## begin Data extract
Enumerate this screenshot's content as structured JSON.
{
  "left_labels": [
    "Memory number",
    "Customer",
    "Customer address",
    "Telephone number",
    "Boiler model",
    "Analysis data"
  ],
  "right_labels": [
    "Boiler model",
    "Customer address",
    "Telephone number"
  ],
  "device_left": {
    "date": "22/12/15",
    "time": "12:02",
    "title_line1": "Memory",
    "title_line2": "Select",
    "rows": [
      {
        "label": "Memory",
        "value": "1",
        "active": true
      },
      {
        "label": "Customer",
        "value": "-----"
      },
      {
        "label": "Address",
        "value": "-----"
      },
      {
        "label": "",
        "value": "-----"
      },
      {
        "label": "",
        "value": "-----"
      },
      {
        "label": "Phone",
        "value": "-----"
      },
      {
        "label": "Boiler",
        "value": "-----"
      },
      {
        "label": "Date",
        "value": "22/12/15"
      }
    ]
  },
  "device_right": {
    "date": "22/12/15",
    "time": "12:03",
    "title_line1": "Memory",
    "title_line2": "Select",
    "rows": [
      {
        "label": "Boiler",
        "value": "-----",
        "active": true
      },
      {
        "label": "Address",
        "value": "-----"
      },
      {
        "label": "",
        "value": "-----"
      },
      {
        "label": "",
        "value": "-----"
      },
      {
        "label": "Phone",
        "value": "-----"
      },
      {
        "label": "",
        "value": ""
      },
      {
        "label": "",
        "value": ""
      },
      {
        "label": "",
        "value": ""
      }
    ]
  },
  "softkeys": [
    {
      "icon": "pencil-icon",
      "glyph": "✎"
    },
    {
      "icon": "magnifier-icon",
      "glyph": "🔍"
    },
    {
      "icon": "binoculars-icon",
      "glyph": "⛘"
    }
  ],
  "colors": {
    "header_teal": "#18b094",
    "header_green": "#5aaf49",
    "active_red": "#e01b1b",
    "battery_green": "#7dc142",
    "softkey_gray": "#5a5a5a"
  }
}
## end Data extract
Exercise prompt
Go through the records and copy each line with "number" in it.

Full response
    "Memory number",
    "Telephone number",
    "Telephone number"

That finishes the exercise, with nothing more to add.